[Problem to work on]: Locate each line with the string "structured" in the listing below and copy it.
BEGIN
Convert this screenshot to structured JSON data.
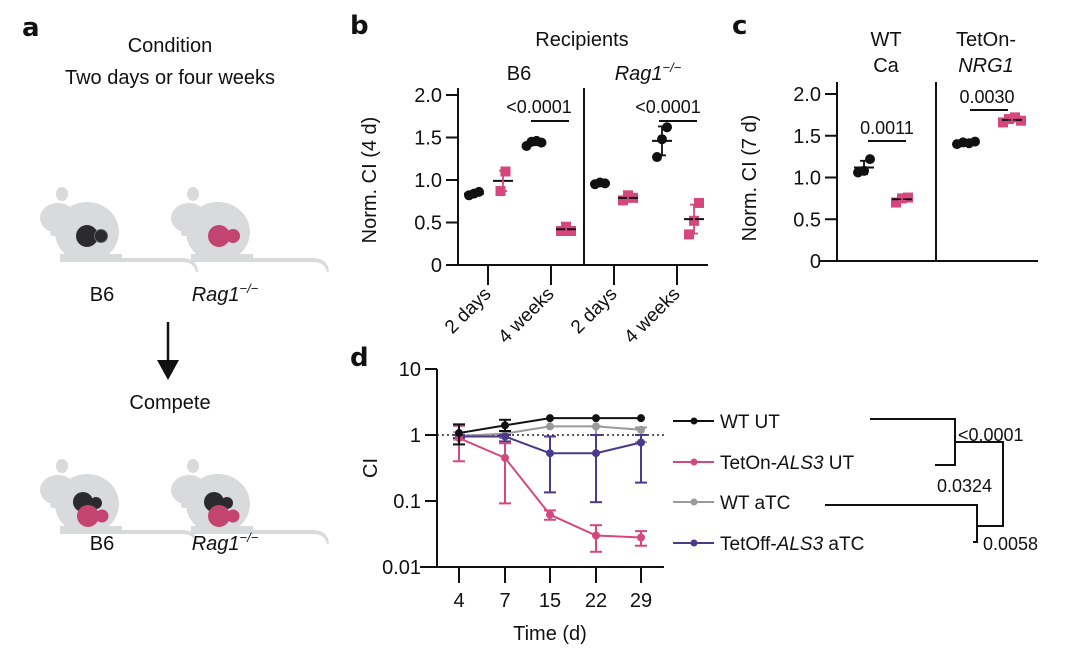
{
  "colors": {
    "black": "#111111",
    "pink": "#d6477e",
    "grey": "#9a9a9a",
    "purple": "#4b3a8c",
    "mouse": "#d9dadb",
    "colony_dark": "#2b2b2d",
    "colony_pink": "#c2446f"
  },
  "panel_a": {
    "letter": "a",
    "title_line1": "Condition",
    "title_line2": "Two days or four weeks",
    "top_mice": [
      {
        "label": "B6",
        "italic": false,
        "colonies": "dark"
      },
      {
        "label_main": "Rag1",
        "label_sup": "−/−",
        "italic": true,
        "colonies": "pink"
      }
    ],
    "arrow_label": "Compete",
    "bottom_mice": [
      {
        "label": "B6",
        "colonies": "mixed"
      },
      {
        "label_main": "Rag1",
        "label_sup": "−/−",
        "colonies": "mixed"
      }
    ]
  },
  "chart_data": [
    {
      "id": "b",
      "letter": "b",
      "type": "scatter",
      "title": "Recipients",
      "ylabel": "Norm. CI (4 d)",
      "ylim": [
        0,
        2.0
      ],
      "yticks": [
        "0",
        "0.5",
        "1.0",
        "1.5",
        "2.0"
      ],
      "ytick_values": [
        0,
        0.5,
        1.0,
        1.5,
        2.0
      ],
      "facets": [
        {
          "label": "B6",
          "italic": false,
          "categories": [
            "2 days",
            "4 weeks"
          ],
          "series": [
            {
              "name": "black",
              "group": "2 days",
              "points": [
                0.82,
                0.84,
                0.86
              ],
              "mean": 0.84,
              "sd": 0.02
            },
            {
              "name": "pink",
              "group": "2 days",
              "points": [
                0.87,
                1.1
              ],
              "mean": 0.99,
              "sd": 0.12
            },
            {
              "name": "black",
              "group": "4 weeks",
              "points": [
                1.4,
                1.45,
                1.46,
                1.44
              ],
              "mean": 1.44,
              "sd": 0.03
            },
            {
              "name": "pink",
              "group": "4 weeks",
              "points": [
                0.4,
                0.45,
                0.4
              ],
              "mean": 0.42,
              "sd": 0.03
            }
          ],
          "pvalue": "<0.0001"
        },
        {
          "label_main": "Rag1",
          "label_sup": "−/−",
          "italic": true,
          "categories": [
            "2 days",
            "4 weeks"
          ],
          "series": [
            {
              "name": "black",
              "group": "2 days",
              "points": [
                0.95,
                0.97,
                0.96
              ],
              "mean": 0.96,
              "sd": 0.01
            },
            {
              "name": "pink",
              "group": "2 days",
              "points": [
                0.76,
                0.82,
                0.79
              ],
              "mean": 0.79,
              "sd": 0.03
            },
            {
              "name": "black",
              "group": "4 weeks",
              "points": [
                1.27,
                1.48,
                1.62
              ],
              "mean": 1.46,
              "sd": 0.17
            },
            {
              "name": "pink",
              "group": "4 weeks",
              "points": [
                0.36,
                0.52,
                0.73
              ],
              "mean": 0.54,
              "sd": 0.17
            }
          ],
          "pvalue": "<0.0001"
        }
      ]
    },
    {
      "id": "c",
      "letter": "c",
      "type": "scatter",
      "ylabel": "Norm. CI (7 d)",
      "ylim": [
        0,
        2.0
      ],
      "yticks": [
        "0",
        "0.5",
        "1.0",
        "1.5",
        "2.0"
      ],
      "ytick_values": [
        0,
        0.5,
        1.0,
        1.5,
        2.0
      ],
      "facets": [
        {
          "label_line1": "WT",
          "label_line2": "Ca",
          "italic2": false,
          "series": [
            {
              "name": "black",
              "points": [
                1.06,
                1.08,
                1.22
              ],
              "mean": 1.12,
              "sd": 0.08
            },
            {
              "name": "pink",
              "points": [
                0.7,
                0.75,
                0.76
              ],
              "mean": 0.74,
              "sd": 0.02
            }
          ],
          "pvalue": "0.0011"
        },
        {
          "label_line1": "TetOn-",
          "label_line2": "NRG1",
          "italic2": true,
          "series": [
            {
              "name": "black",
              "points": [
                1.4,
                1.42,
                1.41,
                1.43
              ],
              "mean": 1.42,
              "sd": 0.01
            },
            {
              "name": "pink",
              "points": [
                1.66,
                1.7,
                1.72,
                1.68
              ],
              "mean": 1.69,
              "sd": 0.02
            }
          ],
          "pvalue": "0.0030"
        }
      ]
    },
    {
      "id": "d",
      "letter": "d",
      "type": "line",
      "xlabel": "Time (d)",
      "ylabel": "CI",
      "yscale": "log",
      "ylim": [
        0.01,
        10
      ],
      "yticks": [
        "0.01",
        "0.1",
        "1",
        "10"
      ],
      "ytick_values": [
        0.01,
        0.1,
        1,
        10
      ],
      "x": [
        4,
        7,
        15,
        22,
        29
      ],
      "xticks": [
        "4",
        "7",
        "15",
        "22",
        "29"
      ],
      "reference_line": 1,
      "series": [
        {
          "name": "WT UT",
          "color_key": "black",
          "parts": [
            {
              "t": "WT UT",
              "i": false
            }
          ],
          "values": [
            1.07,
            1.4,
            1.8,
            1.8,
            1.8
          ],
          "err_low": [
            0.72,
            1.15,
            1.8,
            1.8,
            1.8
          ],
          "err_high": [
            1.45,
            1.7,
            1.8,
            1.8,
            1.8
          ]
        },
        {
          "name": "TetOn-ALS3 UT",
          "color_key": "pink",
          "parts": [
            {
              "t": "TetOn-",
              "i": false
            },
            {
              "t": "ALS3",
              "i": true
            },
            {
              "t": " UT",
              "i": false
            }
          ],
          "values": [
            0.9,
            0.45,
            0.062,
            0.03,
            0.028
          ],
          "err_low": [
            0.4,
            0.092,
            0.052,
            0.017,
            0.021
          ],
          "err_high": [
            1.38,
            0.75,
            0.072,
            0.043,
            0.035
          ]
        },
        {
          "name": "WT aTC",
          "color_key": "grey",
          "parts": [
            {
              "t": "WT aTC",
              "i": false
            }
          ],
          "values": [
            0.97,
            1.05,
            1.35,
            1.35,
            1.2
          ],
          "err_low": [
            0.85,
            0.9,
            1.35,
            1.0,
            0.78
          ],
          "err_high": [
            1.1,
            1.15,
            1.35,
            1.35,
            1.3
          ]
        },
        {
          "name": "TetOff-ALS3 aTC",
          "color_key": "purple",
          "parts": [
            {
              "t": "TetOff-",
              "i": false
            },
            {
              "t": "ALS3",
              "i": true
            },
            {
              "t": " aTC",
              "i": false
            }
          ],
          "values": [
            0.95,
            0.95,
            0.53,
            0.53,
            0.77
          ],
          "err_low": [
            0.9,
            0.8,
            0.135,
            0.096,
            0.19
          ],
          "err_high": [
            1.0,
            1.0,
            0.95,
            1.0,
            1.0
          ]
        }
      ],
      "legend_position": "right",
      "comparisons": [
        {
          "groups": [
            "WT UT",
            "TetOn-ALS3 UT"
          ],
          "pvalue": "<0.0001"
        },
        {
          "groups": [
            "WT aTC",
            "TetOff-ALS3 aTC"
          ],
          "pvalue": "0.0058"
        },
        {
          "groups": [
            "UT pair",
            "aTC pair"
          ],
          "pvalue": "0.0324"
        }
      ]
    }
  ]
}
END
BEGIN
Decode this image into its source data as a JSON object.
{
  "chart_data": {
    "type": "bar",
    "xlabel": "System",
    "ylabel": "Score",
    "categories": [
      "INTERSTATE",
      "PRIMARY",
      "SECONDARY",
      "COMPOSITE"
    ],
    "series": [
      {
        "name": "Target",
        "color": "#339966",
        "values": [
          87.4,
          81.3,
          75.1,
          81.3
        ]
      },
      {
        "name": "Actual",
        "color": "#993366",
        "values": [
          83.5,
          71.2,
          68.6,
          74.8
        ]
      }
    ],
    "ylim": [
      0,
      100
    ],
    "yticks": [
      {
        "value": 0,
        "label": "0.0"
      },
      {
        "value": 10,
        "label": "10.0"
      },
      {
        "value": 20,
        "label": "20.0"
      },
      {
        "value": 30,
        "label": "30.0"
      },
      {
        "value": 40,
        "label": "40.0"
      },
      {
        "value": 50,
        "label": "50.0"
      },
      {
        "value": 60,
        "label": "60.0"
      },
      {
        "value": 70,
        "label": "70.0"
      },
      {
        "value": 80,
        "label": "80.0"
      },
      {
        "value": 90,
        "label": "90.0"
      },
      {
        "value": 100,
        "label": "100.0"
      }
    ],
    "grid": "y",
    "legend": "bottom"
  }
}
END
BEGIN
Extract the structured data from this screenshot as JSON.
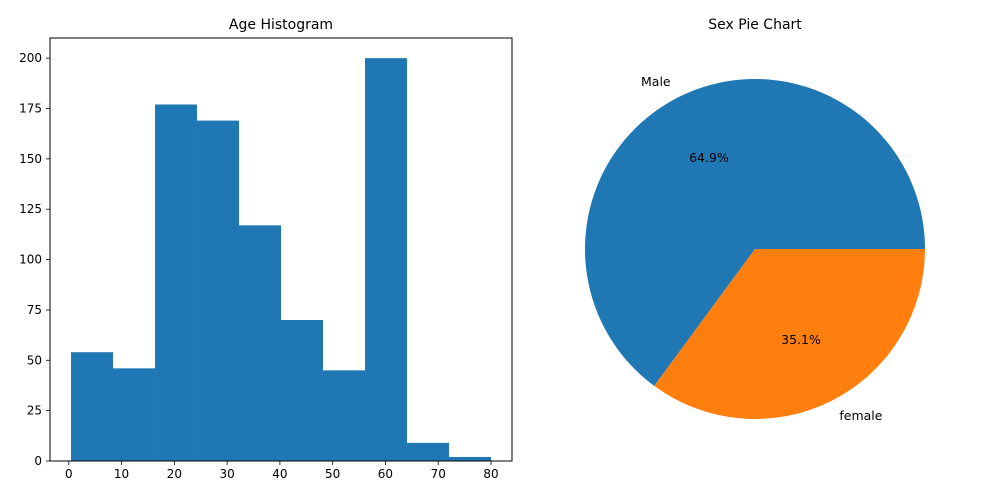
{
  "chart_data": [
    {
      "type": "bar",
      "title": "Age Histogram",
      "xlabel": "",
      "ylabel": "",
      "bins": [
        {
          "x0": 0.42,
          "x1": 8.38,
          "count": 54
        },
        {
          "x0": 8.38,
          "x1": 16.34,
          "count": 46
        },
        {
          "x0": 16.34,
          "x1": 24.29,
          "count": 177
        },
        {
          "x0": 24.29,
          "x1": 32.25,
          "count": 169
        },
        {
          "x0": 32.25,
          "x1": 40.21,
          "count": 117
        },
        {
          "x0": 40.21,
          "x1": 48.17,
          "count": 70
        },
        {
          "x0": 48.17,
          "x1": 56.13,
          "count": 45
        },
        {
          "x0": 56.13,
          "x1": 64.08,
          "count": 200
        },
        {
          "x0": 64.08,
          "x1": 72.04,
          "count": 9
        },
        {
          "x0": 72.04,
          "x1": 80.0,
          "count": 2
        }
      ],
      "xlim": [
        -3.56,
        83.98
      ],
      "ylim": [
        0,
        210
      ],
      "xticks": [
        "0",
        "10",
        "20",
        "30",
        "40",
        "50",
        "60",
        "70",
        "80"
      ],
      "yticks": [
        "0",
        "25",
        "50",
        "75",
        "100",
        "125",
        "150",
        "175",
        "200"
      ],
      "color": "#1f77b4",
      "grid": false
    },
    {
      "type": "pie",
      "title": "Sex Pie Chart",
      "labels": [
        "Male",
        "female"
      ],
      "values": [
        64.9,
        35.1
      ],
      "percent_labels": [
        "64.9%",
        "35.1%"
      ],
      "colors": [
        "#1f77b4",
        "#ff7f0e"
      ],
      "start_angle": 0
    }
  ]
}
END
[Output below]:
Convert this screenshot to structured JSON data.
Extract the structured data from this screenshot as JSON.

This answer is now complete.